— Work instructions —
Count the lines in the material below that contain the string "name", with case counting, and reply with only that number.

#### Records supplied ####

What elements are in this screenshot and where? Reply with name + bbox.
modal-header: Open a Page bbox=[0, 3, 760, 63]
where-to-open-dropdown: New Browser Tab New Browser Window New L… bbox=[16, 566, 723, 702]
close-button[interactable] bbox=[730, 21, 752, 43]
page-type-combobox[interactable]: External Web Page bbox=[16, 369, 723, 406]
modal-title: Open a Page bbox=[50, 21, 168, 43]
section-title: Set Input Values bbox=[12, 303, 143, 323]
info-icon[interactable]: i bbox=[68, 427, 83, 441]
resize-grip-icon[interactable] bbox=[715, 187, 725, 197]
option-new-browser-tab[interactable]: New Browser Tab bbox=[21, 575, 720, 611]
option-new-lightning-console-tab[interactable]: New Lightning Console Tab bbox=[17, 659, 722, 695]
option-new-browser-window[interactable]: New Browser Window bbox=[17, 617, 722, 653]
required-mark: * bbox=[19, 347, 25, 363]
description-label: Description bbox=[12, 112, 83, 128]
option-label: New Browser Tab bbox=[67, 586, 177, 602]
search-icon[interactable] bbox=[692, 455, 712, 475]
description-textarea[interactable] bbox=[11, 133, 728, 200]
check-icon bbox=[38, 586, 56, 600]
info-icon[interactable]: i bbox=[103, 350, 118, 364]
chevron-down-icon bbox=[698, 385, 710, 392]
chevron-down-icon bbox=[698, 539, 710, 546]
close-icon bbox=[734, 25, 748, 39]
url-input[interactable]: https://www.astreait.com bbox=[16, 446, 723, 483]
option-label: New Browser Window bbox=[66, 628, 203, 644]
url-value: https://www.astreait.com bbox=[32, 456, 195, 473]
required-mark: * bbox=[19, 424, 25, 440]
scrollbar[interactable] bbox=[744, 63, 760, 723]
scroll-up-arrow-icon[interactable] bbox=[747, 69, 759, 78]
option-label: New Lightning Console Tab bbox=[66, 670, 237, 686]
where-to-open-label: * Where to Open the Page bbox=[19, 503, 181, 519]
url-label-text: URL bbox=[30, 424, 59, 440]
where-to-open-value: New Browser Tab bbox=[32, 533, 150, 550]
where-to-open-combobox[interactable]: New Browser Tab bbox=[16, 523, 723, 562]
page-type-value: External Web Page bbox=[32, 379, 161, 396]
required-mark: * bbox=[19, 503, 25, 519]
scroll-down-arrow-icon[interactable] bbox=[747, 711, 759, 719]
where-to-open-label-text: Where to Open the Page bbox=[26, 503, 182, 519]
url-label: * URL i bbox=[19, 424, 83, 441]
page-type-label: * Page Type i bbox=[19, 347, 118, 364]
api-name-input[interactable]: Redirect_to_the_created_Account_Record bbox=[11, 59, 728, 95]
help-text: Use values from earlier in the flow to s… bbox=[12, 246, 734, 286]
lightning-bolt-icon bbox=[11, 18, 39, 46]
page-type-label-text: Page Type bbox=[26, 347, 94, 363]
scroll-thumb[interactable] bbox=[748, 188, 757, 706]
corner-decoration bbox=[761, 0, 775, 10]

####

— Full solution —
2